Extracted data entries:
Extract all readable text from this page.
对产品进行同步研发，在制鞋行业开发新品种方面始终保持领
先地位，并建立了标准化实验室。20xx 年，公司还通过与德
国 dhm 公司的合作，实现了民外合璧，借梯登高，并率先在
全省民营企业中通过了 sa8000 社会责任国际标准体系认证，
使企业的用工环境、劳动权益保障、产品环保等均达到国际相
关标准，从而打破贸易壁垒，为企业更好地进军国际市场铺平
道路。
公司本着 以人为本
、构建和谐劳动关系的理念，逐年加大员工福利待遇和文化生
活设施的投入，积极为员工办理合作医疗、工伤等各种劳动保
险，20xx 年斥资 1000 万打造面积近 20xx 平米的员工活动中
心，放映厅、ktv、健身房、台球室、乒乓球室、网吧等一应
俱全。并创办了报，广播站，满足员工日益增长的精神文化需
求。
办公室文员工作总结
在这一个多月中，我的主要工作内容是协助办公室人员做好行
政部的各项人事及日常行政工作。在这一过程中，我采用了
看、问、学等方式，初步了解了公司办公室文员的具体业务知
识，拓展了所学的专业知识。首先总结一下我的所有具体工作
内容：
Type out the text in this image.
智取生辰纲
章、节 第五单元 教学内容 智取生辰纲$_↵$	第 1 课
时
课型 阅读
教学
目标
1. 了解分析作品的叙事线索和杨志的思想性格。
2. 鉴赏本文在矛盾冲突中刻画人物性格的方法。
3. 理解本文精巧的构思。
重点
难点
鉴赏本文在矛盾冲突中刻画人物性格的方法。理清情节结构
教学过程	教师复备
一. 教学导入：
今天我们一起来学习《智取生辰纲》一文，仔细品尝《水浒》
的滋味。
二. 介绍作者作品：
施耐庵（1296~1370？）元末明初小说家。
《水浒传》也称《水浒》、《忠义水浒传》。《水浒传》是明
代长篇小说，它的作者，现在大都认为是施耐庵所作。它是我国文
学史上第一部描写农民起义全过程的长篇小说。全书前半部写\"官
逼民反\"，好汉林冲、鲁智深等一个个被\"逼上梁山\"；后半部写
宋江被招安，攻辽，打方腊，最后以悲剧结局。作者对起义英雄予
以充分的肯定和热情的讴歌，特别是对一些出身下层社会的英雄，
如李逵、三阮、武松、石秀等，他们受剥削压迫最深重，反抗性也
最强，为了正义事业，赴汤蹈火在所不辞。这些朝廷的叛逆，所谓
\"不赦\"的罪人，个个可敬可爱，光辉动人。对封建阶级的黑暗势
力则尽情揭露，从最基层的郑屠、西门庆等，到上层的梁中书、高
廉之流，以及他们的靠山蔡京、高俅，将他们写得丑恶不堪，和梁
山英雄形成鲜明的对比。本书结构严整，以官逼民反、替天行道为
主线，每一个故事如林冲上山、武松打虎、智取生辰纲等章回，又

==

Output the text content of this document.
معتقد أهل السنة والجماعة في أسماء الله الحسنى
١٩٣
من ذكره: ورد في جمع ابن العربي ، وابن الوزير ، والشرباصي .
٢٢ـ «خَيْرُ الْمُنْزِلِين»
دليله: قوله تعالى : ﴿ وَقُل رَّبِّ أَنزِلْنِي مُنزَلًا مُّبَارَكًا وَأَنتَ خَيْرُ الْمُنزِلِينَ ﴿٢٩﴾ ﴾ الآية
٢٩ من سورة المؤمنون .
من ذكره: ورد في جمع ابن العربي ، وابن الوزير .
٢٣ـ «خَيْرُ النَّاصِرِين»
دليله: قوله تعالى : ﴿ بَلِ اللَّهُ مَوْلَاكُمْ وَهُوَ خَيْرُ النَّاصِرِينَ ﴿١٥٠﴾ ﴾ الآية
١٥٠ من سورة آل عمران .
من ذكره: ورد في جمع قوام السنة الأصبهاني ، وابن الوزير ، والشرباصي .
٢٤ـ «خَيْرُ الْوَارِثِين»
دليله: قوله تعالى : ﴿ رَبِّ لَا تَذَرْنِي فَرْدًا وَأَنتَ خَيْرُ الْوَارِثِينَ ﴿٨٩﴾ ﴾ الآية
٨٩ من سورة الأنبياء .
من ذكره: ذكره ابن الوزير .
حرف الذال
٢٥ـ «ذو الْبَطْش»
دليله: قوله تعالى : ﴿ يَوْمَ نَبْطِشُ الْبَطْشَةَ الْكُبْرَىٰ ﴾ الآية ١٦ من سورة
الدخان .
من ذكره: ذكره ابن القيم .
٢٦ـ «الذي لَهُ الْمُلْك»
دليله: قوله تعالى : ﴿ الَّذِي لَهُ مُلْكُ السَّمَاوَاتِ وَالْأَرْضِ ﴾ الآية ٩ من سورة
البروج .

---

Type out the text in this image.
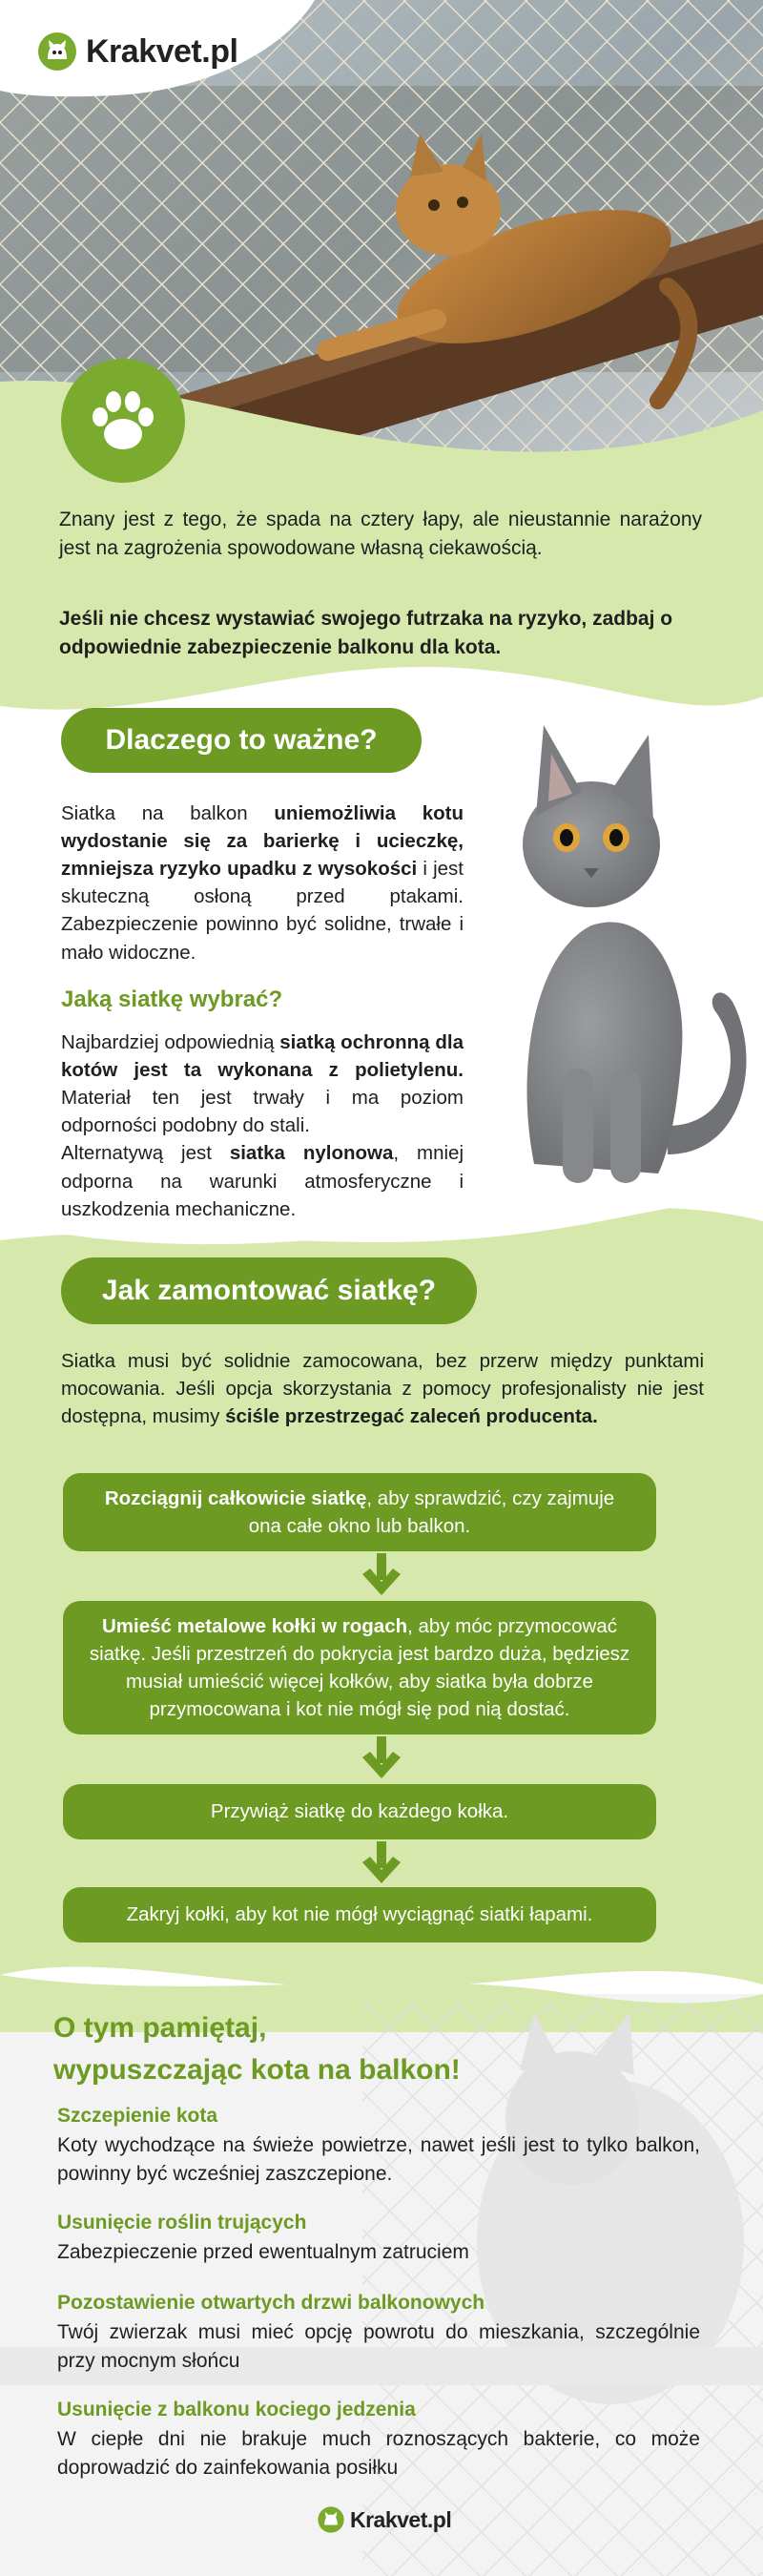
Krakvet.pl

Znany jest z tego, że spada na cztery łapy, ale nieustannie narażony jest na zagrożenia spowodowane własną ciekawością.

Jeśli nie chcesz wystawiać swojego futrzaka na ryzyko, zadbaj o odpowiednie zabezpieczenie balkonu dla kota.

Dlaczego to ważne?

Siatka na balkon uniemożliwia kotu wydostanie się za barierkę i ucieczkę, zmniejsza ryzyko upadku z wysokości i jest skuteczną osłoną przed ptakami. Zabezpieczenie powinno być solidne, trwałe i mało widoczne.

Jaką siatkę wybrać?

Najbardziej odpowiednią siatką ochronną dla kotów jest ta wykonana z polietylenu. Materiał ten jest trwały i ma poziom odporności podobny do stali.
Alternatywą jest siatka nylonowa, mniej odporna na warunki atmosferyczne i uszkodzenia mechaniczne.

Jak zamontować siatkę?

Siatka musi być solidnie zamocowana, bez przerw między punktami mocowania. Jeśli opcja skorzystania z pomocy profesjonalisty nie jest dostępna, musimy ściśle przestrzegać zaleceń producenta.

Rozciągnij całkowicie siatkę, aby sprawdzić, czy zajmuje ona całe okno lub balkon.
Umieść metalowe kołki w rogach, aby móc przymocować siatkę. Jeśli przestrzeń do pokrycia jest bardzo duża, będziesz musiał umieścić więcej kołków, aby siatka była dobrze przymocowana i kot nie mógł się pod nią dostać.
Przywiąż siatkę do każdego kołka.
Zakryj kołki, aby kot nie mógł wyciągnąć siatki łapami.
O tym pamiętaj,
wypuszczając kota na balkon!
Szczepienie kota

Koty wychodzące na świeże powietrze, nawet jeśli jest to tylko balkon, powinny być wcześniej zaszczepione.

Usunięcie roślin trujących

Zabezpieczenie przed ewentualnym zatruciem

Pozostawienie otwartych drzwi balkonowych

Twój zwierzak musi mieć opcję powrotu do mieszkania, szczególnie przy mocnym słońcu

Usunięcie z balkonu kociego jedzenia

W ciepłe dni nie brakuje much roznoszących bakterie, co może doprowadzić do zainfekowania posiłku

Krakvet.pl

* Your objective
Go through the entries above and copy every line containing "سورة".

* The solution
٢٩ من سورة المؤمنون .
١٥٠ من سورة آل عمران .
٨٩ من سورة الأنبياء .
دليله: قوله تعالى : ﴿ يَوْمَ نَبْطِشُ الْبَطْشَةَ الْكُبْرَىٰ ﴾ الآية ١٦ من سورة
دليله: قوله تعالى : ﴿ الَّذِي لَهُ مُلْكُ السَّمَاوَاتِ وَالْأَرْضِ ﴾ الآية ٩ من سورة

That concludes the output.